§ DIRECTIONS FOR THIS TASK: Reproduce the material word for word; the images stay out.
- - - - - - -
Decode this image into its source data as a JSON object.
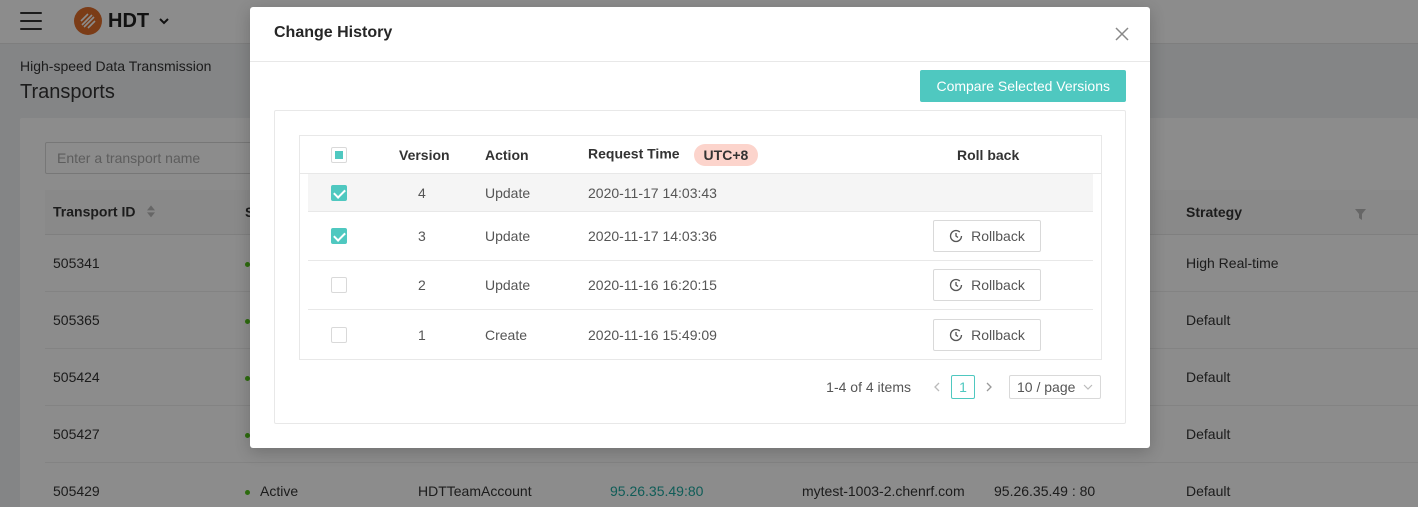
{
  "header": {
    "app_name": "HDT"
  },
  "page": {
    "breadcrumb": "High-speed Data Transmission",
    "title": "Transports",
    "search_placeholder": "Enter a transport name"
  },
  "table": {
    "columns": {
      "transport_id": "Transport ID",
      "status": "S",
      "strategy": "Strategy"
    },
    "rows": [
      {
        "id": "505341",
        "strategy": "High Real-time"
      },
      {
        "id": "505365",
        "strategy": "Default"
      },
      {
        "id": "505424",
        "strategy": "Default"
      },
      {
        "id": "505427",
        "strategy": "Default"
      },
      {
        "id": "505429",
        "status": "Active",
        "account": "HDTTeamAccount",
        "ip_port": "95.26.35.49:80",
        "domain": "mytest-1003-2.chenrf.com",
        "address": "95.26.35.49 : 80",
        "strategy": "Default"
      }
    ]
  },
  "modal": {
    "title": "Change History",
    "compare_label": "Compare Selected Versions",
    "columns": {
      "version": "Version",
      "action": "Action",
      "request_time": "Request Time",
      "timezone": "UTC+8",
      "rollback": "Roll back"
    },
    "versions": [
      {
        "version": "4",
        "action": "Update",
        "time": "2020-11-17 14:03:43",
        "checked": true
      },
      {
        "version": "3",
        "action": "Update",
        "time": "2020-11-17 14:03:36",
        "checked": true,
        "rollback": "Rollback"
      },
      {
        "version": "2",
        "action": "Update",
        "time": "2020-11-16 16:20:15",
        "checked": false,
        "rollback": "Rollback"
      },
      {
        "version": "1",
        "action": "Create",
        "time": "2020-11-16 15:49:09",
        "checked": false,
        "rollback": "Rollback"
      }
    ],
    "pagination": {
      "total": "1-4 of 4 items",
      "current": "1",
      "page_size": "10 / page"
    }
  },
  "colors": {
    "accent": "#4fc8c0",
    "badge": "#fcd4cc",
    "status_active": "#52c41a",
    "logo": "#e06d2b"
  },
  "icons": [
    "menu-icon",
    "logo-icon",
    "chevron-down-icon",
    "sort-icon",
    "filter-icon",
    "close-icon",
    "history-icon",
    "chevron-left-icon",
    "chevron-right-icon"
  ]
}
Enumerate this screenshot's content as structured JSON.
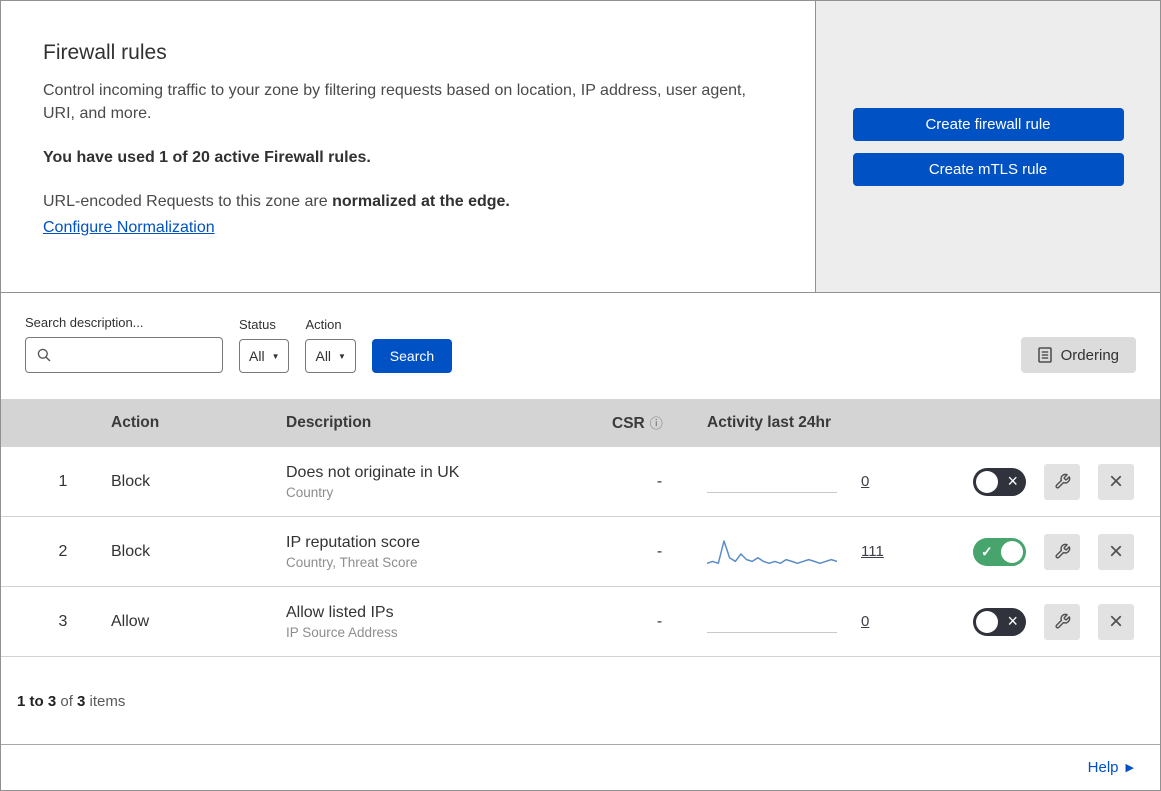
{
  "colors": {
    "primary_blue": "#0051c3",
    "toggle_on_green": "#46a46c",
    "toggle_off_dark": "#30323c",
    "sparkline_blue": "#5b8cc9",
    "table_header_gray": "#d4d4d4"
  },
  "header": {
    "title": "Firewall rules",
    "description": "Control incoming traffic to your zone by filtering requests based on location, IP address, user agent, URI, and more.",
    "usage": "You have used 1 of 20 active Firewall rules.",
    "normalization_prefix": "URL-encoded Requests to this zone are ",
    "normalization_bold": "normalized at the edge.",
    "normalization_link": "Configure Normalization",
    "create_firewall_button": "Create firewall rule",
    "create_mtls_button": "Create mTLS rule"
  },
  "toolbar": {
    "search_label": "Search description...",
    "status_label": "Status",
    "status_value": "All",
    "action_label": "Action",
    "action_value": "All",
    "search_button": "Search",
    "ordering_button": "Ordering"
  },
  "table": {
    "header": {
      "action": "Action",
      "description": "Description",
      "csr": "CSR",
      "csr_info_icon": "ⓘ",
      "activity": "Activity last 24hr"
    },
    "rows": [
      {
        "index": "1",
        "action": "Block",
        "description": "Does not originate in UK",
        "fields": "Country",
        "csr": "-",
        "count": "0",
        "enabled": false,
        "sparkline": []
      },
      {
        "index": "2",
        "action": "Block",
        "description": "IP reputation score",
        "fields": "Country, Threat Score",
        "csr": "-",
        "count": "111",
        "enabled": true,
        "sparkline": [
          2,
          3,
          2,
          14,
          5,
          3,
          7,
          4,
          3,
          5,
          3,
          2,
          3,
          2,
          4,
          3,
          2,
          3,
          4,
          3,
          2,
          3,
          4,
          3
        ]
      },
      {
        "index": "3",
        "action": "Allow",
        "description": "Allow listed IPs",
        "fields": "IP Source Address",
        "csr": "-",
        "count": "0",
        "enabled": false,
        "sparkline": []
      }
    ]
  },
  "footer": {
    "range": "1 to 3",
    "of": " of ",
    "total": "3",
    "items": " items",
    "help": "Help"
  }
}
- - - - - - -
§ THE REPLY:
Decode this image into its source data as a JSON object.
{
  "header": {
    "app_name": "HDT"
  },
  "page": {
    "breadcrumb": "High-speed Data Transmission",
    "title": "Transports",
    "search_placeholder": "Enter a transport name"
  },
  "table": {
    "columns": {
      "transport_id": "Transport ID",
      "status": "S",
      "strategy": "Strategy"
    },
    "rows": [
      {
        "id": "505341",
        "strategy": "High Real-time"
      },
      {
        "id": "505365",
        "strategy": "Default"
      },
      {
        "id": "505424",
        "strategy": "Default"
      },
      {
        "id": "505427",
        "strategy": "Default"
      },
      {
        "id": "505429",
        "status": "Active",
        "account": "HDTTeamAccount",
        "ip_port": "95.26.35.49:80",
        "domain": "mytest-1003-2.chenrf.com",
        "address": "95.26.35.49 : 80",
        "strategy": "Default"
      }
    ]
  },
  "modal": {
    "title": "Change History",
    "compare_label": "Compare Selected Versions",
    "columns": {
      "version": "Version",
      "action": "Action",
      "request_time": "Request Time",
      "timezone": "UTC+8",
      "rollback": "Roll back"
    },
    "versions": [
      {
        "version": "4",
        "action": "Update",
        "time": "2020-11-17 14:03:43",
        "checked": true
      },
      {
        "version": "3",
        "action": "Update",
        "time": "2020-11-17 14:03:36",
        "checked": true,
        "rollback": "Rollback"
      },
      {
        "version": "2",
        "action": "Update",
        "time": "2020-11-16 16:20:15",
        "checked": false,
        "rollback": "Rollback"
      },
      {
        "version": "1",
        "action": "Create",
        "time": "2020-11-16 15:49:09",
        "checked": false,
        "rollback": "Rollback"
      }
    ],
    "pagination": {
      "total": "1-4 of 4 items",
      "current": "1",
      "page_size": "10 / page"
    }
  },
  "colors": {
    "accent": "#4fc8c0",
    "badge": "#fcd4cc",
    "status_active": "#52c41a",
    "logo": "#e06d2b"
  },
  "icons": [
    "menu-icon",
    "logo-icon",
    "chevron-down-icon",
    "sort-icon",
    "filter-icon",
    "close-icon",
    "history-icon",
    "chevron-left-icon",
    "chevron-right-icon"
  ]
}
Enumerate this screenshot's content as structured JSON.
{
  "colors": {
    "primary_blue": "#0051c3",
    "toggle_on_green": "#46a46c",
    "toggle_off_dark": "#30323c",
    "sparkline_blue": "#5b8cc9",
    "table_header_gray": "#d4d4d4"
  },
  "header": {
    "title": "Firewall rules",
    "description": "Control incoming traffic to your zone by filtering requests based on location, IP address, user agent, URI, and more.",
    "usage": "You have used 1 of 20 active Firewall rules.",
    "normalization_prefix": "URL-encoded Requests to this zone are ",
    "normalization_bold": "normalized at the edge.",
    "normalization_link": "Configure Normalization",
    "create_firewall_button": "Create firewall rule",
    "create_mtls_button": "Create mTLS rule"
  },
  "toolbar": {
    "search_label": "Search description...",
    "status_label": "Status",
    "status_value": "All",
    "action_label": "Action",
    "action_value": "All",
    "search_button": "Search",
    "ordering_button": "Ordering"
  },
  "table": {
    "header": {
      "action": "Action",
      "description": "Description",
      "csr": "CSR",
      "csr_info_icon": "ⓘ",
      "activity": "Activity last 24hr"
    },
    "rows": [
      {
        "index": "1",
        "action": "Block",
        "description": "Does not originate in UK",
        "fields": "Country",
        "csr": "-",
        "count": "0",
        "enabled": false,
        "sparkline": []
      },
      {
        "index": "2",
        "action": "Block",
        "description": "IP reputation score",
        "fields": "Country, Threat Score",
        "csr": "-",
        "count": "111",
        "enabled": true,
        "sparkline": [
          2,
          3,
          2,
          14,
          5,
          3,
          7,
          4,
          3,
          5,
          3,
          2,
          3,
          2,
          4,
          3,
          2,
          3,
          4,
          3,
          2,
          3,
          4,
          3
        ]
      },
      {
        "index": "3",
        "action": "Allow",
        "description": "Allow listed IPs",
        "fields": "IP Source Address",
        "csr": "-",
        "count": "0",
        "enabled": false,
        "sparkline": []
      }
    ]
  },
  "footer": {
    "range": "1 to 3",
    "of": " of ",
    "total": "3",
    "items": " items",
    "help": "Help"
  }
}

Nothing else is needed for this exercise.